GIVEN INFORMATION:
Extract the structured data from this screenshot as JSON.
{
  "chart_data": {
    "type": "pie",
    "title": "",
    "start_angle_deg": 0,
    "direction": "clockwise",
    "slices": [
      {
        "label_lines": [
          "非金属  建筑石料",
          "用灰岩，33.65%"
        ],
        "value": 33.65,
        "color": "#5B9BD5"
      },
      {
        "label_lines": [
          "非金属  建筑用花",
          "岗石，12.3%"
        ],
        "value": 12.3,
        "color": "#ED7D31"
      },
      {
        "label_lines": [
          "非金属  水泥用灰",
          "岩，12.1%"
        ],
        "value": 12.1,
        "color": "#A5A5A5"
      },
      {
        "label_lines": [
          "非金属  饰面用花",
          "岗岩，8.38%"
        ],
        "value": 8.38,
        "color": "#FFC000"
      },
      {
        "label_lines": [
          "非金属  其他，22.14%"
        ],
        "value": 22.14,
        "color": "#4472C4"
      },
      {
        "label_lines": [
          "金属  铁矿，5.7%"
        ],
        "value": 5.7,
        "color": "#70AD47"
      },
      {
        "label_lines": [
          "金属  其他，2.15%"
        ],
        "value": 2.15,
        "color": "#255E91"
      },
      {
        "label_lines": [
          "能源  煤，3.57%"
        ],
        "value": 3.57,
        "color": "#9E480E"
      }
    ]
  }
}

AIM OF THE TASK:
Word for word, extract all the records.

CORRECT ANSWER:
Extract the structured data from this screenshot as JSON.
{
  "chart_data": {
    "type": "pie",
    "title": "",
    "start_angle_deg": 0,
    "direction": "clockwise",
    "slices": [
      {
        "label_lines": [
          "非金属  建筑石料",
          "用灰岩，33.65%"
        ],
        "value": 33.65,
        "color": "#5B9BD5"
      },
      {
        "label_lines": [
          "非金属  建筑用花",
          "岗石，12.3%"
        ],
        "value": 12.3,
        "color": "#ED7D31"
      },
      {
        "label_lines": [
          "非金属  水泥用灰",
          "岩，12.1%"
        ],
        "value": 12.1,
        "color": "#A5A5A5"
      },
      {
        "label_lines": [
          "非金属  饰面用花",
          "岗岩，8.38%"
        ],
        "value": 8.38,
        "color": "#FFC000"
      },
      {
        "label_lines": [
          "非金属  其他，22.14%"
        ],
        "value": 22.14,
        "color": "#4472C4"
      },
      {
        "label_lines": [
          "金属  铁矿，5.7%"
        ],
        "value": 5.7,
        "color": "#70AD47"
      },
      {
        "label_lines": [
          "金属  其他，2.15%"
        ],
        "value": 2.15,
        "color": "#255E91"
      },
      {
        "label_lines": [
          "能源  煤，3.57%"
        ],
        "value": 3.57,
        "color": "#9E480E"
      }
    ]
  }
}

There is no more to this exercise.